*** Opening of Dataset content ***

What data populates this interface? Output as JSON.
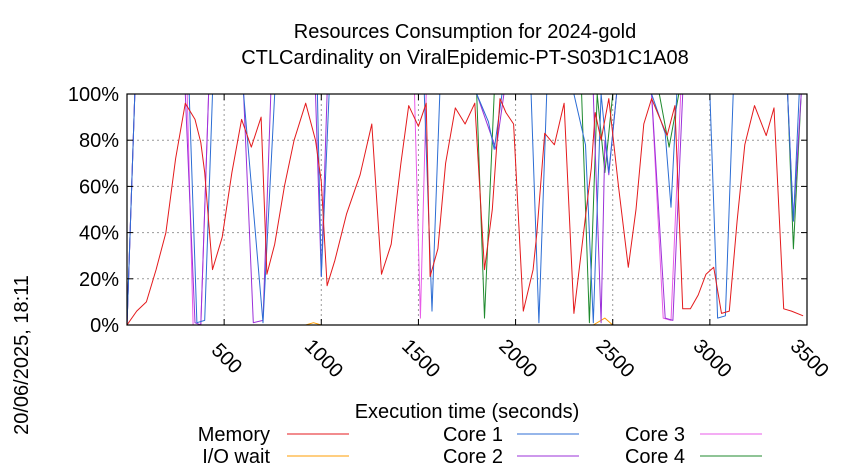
{
  "chart_data": {
    "type": "line",
    "title": "Resources Consumption for 2024-gold",
    "subtitle": "CTLCardinality on ViralEpidemic-PT-S03D1C1A08",
    "xlabel": "Execution time (seconds)",
    "ylabel": "",
    "side_label": "20/06/2025, 18:11",
    "xlim": [
      0,
      3500
    ],
    "ylim": [
      0,
      100
    ],
    "x_ticks": [
      500,
      1000,
      1500,
      2000,
      2500,
      3000,
      3500
    ],
    "x_tick_labels": [
      "500",
      "1000",
      "1500",
      "2000",
      "2500",
      "3000",
      "3500"
    ],
    "y_ticks": [
      0,
      20,
      40,
      60,
      80,
      100
    ],
    "y_tick_labels": [
      "0%",
      "20%",
      "40%",
      "60%",
      "80%",
      "100%"
    ],
    "grid": true,
    "legend_position": "bottom",
    "series": [
      {
        "name": "Memory",
        "color": "#e41a1c",
        "x": [
          0,
          50,
          100,
          150,
          200,
          250,
          300,
          350,
          380,
          400,
          440,
          490,
          540,
          590,
          640,
          690,
          720,
          760,
          810,
          860,
          920,
          970,
          1000,
          1030,
          1070,
          1130,
          1200,
          1260,
          1310,
          1360,
          1410,
          1450,
          1500,
          1540,
          1560,
          1600,
          1640,
          1690,
          1740,
          1790,
          1840,
          1880,
          1920,
          1950,
          1990,
          2040,
          2090,
          2110,
          2150,
          2200,
          2250,
          2300,
          2350,
          2390,
          2410,
          2440,
          2480,
          2530,
          2580,
          2620,
          2660,
          2700,
          2740,
          2780,
          2820,
          2860,
          2900,
          2940,
          2980,
          3020,
          3060,
          3100,
          3140,
          3180,
          3230,
          3290,
          3330,
          3380,
          3420,
          3480
        ],
        "values": [
          0,
          6,
          10,
          24,
          40,
          72,
          96,
          89,
          79,
          66,
          24,
          38,
          66,
          89,
          77,
          90,
          22,
          35,
          60,
          80,
          96,
          80,
          62,
          17,
          28,
          48,
          65,
          87,
          22,
          35,
          70,
          95,
          86,
          96,
          21,
          33,
          70,
          94,
          87,
          96,
          24,
          50,
          98,
          92,
          87,
          6,
          24,
          40,
          83,
          78,
          96,
          5,
          40,
          68,
          92,
          80,
          98,
          60,
          25,
          50,
          87,
          98,
          90,
          82,
          95,
          7,
          7,
          13,
          22,
          25,
          5,
          6,
          45,
          78,
          95,
          82,
          94,
          7,
          6,
          4
        ]
      },
      {
        "name": "I/O wait",
        "color": "#ff9e00",
        "x": [
          0,
          920,
          960,
          1000,
          1040,
          2400,
          2460,
          2500,
          3500
        ],
        "values": [
          0,
          0,
          1,
          0,
          0,
          0,
          3,
          0,
          0
        ]
      },
      {
        "name": "Core 1",
        "color": "#2c6dd4",
        "x": [
          0,
          40,
          200,
          320,
          360,
          400,
          440,
          600,
          700,
          760,
          980,
          1000,
          1040,
          1400,
          1530,
          1570,
          1610,
          1800,
          1860,
          1890,
          1930,
          2030,
          2080,
          2120,
          2160,
          2300,
          2360,
          2400,
          2440,
          2480,
          2520,
          2600,
          2700,
          2770,
          2800,
          2830,
          2880,
          3000,
          3040,
          3080,
          3120,
          3200,
          3400,
          3430,
          3460,
          3500
        ],
        "values": [
          0,
          100,
          100,
          100,
          1,
          2,
          100,
          100,
          1,
          100,
          100,
          21,
          100,
          100,
          100,
          6,
          100,
          100,
          88,
          76,
          100,
          100,
          100,
          1,
          100,
          100,
          78,
          1,
          100,
          66,
          100,
          100,
          100,
          83,
          51,
          100,
          100,
          100,
          3,
          4,
          100,
          100,
          100,
          45,
          100,
          100
        ]
      },
      {
        "name": "Core 2",
        "color": "#9b30d9",
        "x": [
          0,
          40,
          300,
          350,
          380,
          420,
          600,
          650,
          700,
          740,
          970,
          1000,
          1030,
          1580,
          1620,
          1800,
          1850,
          1900,
          1940,
          2000,
          2080,
          2120,
          2400,
          2440,
          2460,
          2480,
          2520,
          2700,
          2770,
          2810,
          2860,
          3000,
          3100,
          3400,
          3430,
          3470,
          3500
        ],
        "values": [
          0,
          100,
          100,
          1,
          0,
          100,
          100,
          1,
          2,
          100,
          100,
          21,
          100,
          100,
          100,
          100,
          88,
          76,
          100,
          100,
          100,
          100,
          100,
          1,
          80,
          65,
          100,
          100,
          3,
          2,
          100,
          100,
          100,
          100,
          45,
          100,
          100
        ]
      },
      {
        "name": "Core 3",
        "color": "#e85be8",
        "x": [
          0,
          40,
          290,
          310,
          340,
          380,
          420,
          1400,
          1480,
          1510,
          1540,
          1800,
          1840,
          1870,
          1900,
          2700,
          2760,
          2800,
          2850,
          3500
        ],
        "values": [
          0,
          100,
          100,
          100,
          0,
          0,
          100,
          100,
          100,
          3,
          100,
          100,
          100,
          100,
          100,
          100,
          3,
          2,
          100,
          100
        ]
      },
      {
        "name": "Core 4",
        "color": "#1f8a2e",
        "x": [
          0,
          40,
          1500,
          1800,
          1840,
          1890,
          2300,
          2340,
          2380,
          2420,
          2460,
          2500,
          2740,
          2790,
          2840,
          3400,
          3430,
          3470,
          3500
        ],
        "values": [
          0,
          100,
          100,
          100,
          3,
          100,
          100,
          100,
          1,
          100,
          66,
          100,
          100,
          77,
          100,
          100,
          33,
          100,
          100
        ]
      }
    ]
  }
}
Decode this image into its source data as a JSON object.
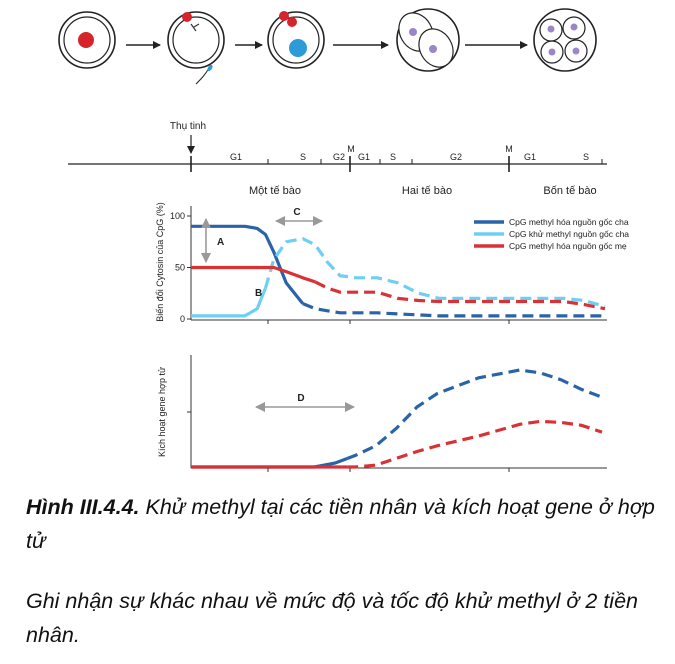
{
  "cells": {
    "labels": [
      "Thụ tinh"
    ]
  },
  "timeline": {
    "phases": [
      "G1",
      "S",
      "G2",
      "M",
      "G1",
      "S",
      "G2",
      "M",
      "G1",
      "S"
    ],
    "stages": [
      "Một tế bào",
      "Hai tế bào",
      "Bốn tế bào"
    ]
  },
  "chart_data": [
    {
      "type": "line",
      "title": "",
      "ylabel": "Biến đổi Cytosin của CpG (%)",
      "xlabel": "",
      "ylim": [
        0,
        100
      ],
      "yticks": [
        "100",
        "50",
        "0"
      ],
      "legend_position": "top-right",
      "legend": [
        "CpG methyl hóa nguồn gốc cha",
        "CpG khử methyl nguồn gốc cha",
        "CpG methyl hóa nguồn gốc mẹ"
      ],
      "annotations": [
        "A",
        "B",
        "C"
      ],
      "x": [
        0,
        0.5,
        1,
        1.3,
        1.6,
        1.8,
        2,
        2.3,
        2.7,
        3,
        3.3,
        3.6,
        4,
        4.5,
        5,
        5.5,
        6,
        7,
        7.5,
        8,
        8.5,
        9,
        9.5,
        10
      ],
      "series": [
        {
          "color": "#2a63a8",
          "solid_until": 2.7,
          "values": [
            90,
            90,
            90,
            90,
            88,
            82,
            65,
            35,
            15,
            10,
            8,
            6,
            6,
            6,
            5,
            4,
            3,
            3,
            3,
            3,
            3,
            3,
            3,
            3
          ]
        },
        {
          "color": "#6ecff6",
          "solid_until": 1.8,
          "values": [
            3,
            3,
            3,
            3,
            10,
            30,
            58,
            75,
            78,
            72,
            55,
            42,
            40,
            40,
            35,
            25,
            20,
            20,
            20,
            20,
            20,
            20,
            18,
            12
          ]
        },
        {
          "color": "#d83236",
          "solid_until": 3.0,
          "values": [
            50,
            50,
            50,
            50,
            50,
            50,
            50,
            46,
            40,
            36,
            30,
            26,
            26,
            26,
            20,
            18,
            17,
            17,
            17,
            17,
            17,
            17,
            14,
            10
          ]
        }
      ]
    },
    {
      "type": "line",
      "title": "",
      "ylabel": "Kích hoạt gene hợp tử",
      "xlabel": "",
      "annotations": [
        "D"
      ],
      "x": [
        0,
        1,
        1.5,
        2,
        3,
        3.5,
        4,
        4.5,
        5,
        5.5,
        6,
        7,
        8,
        8.5,
        9,
        9.5,
        10
      ],
      "series": [
        {
          "color": "#2a63a8",
          "solid_until": 3.8,
          "values": [
            0,
            0,
            0,
            0,
            0,
            4,
            12,
            22,
            40,
            62,
            76,
            92,
            100,
            97,
            90,
            80,
            72
          ]
        },
        {
          "color": "#d83236",
          "solid_until": 3.8,
          "values": [
            0,
            0,
            0,
            0,
            0,
            0,
            0,
            2,
            9,
            16,
            22,
            32,
            44,
            47,
            46,
            43,
            36
          ]
        }
      ]
    }
  ],
  "caption": {
    "figure_label": "Hình III.4.4.",
    "figure_text": " Khử methyl tại các tiền nhân và kích hoạt gene ở hợp tử",
    "note": "Ghi nhận sự khác nhau về mức độ và tốc độ khử methyl ở 2 tiền nhân."
  }
}
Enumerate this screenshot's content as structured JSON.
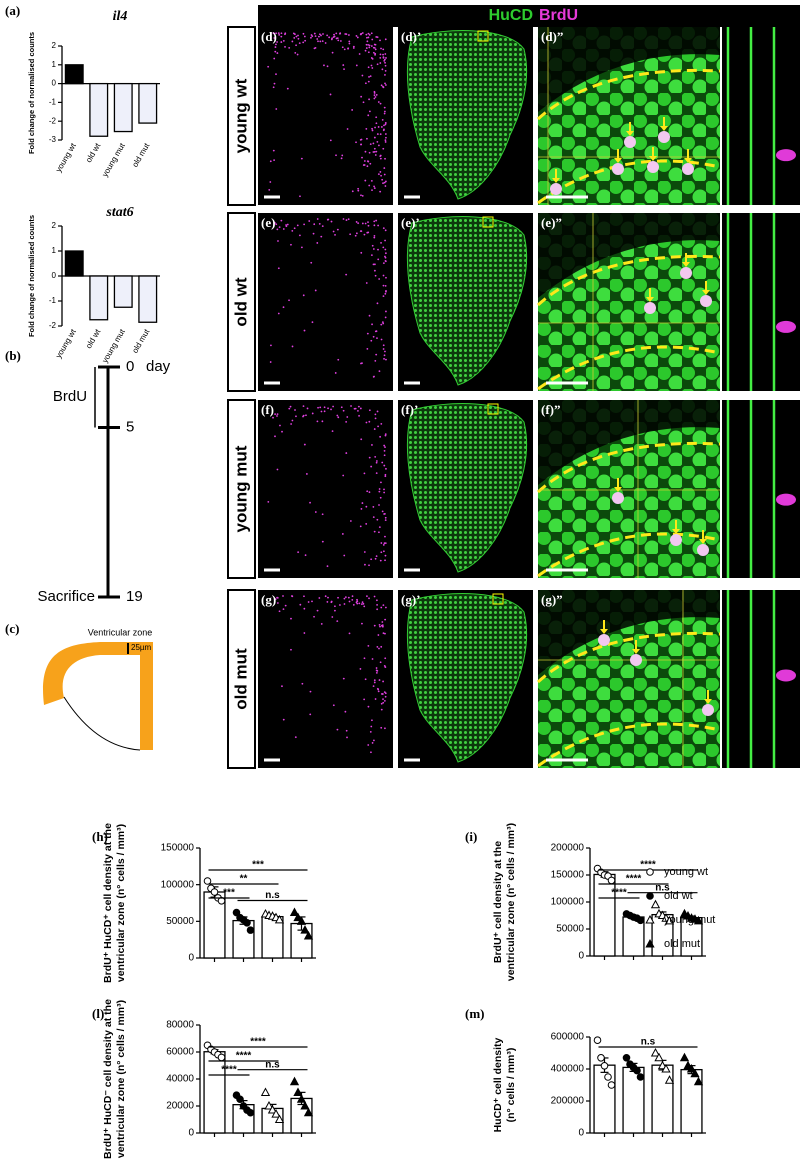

*** Close of Dataset content ***

» **Problem to solve**
Extract, from the listing above, every line where the string "ylabel" occurs.

» **The completed task**
    "ylabel": "",
      "ylabel": "Biến đổi Cytosin của CpG (%)",
      "ylabel": "Kích hoạt gene hợp tử",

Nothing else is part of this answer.